%%

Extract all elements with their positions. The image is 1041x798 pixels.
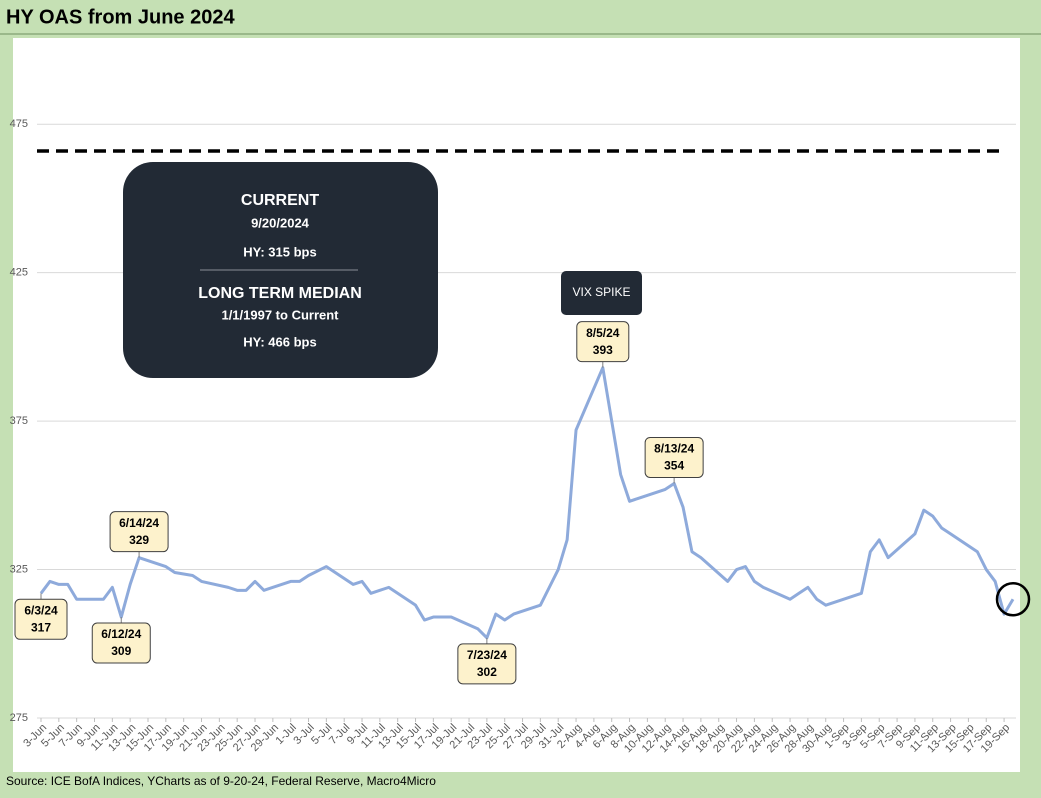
info-current-date: 9/20/2024 — [251, 215, 310, 230]
callout-date: 8/13/24 — [654, 442, 694, 456]
callout-value: 302 — [477, 665, 497, 679]
y-tick-label: 375 — [10, 415, 28, 427]
title-bar — [0, 0, 1041, 34]
plot: 6/3/24 317 6/12/24 309 6/14/24 329 7/23/24 302 8… — [14, 149, 1031, 685]
info-median-value: HY: 466 bps — [243, 334, 316, 349]
callout-box — [14, 598, 68, 640]
chart-title: HY OAS from June 2024 — [6, 6, 235, 28]
info-current-value: HY: 315 bps — [243, 244, 316, 259]
callout-date: 6/3/24 — [24, 603, 58, 617]
callout-date: 8/5/24 — [586, 326, 620, 340]
y-tick-label: 475 — [10, 118, 28, 130]
callout-box — [644, 436, 704, 478]
callout-date: 6/14/24 — [119, 516, 159, 530]
info-median-title: LONG TERM MEDIAN — [198, 285, 362, 302]
y-tick-label: 425 — [10, 267, 28, 279]
callout-value: 317 — [31, 620, 51, 634]
y-tick-label: 275 — [10, 712, 28, 724]
callout-value: 309 — [111, 644, 131, 658]
callout-value: 354 — [664, 459, 684, 473]
callout-value: 393 — [593, 343, 613, 357]
info-median-period: 1/1/1997 to Current — [221, 307, 339, 322]
callout-box — [91, 622, 151, 664]
callout-box — [457, 643, 517, 685]
event-box-bg — [561, 271, 642, 315]
callout-box — [576, 321, 630, 363]
plot-panel — [13, 38, 1020, 772]
callout-date: 6/12/24 — [101, 627, 141, 641]
callout-box — [109, 511, 169, 553]
event-box: VIX SPIKE — [561, 271, 642, 315]
info-current-title: CURRENT — [241, 192, 319, 209]
event-label: VIX SPIKE — [572, 285, 630, 299]
y-tick-label: 325 — [10, 563, 28, 575]
callout-value: 329 — [129, 533, 149, 547]
source-note: Source: ICE BofA Indices, YCharts as of … — [6, 774, 436, 788]
current-marker — [995, 581, 1031, 617]
callout-date: 7/23/24 — [467, 648, 507, 662]
info-box: CURRENT 9/20/2024 HY: 315 bps LONG TERM … — [123, 162, 438, 378]
series-line — [39, 366, 1015, 640]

%%

* _Your instructions_: Which lines in the records above contain the string "TERM", with case taken into account? Report each such line in full.

* _Solution_:
info-median-title: LONG TERM MEDIAN — [198, 285, 362, 302]
info-box: CURRENT 9/20/2024 HY: 315 bps LONG TERM … — [123, 162, 438, 378]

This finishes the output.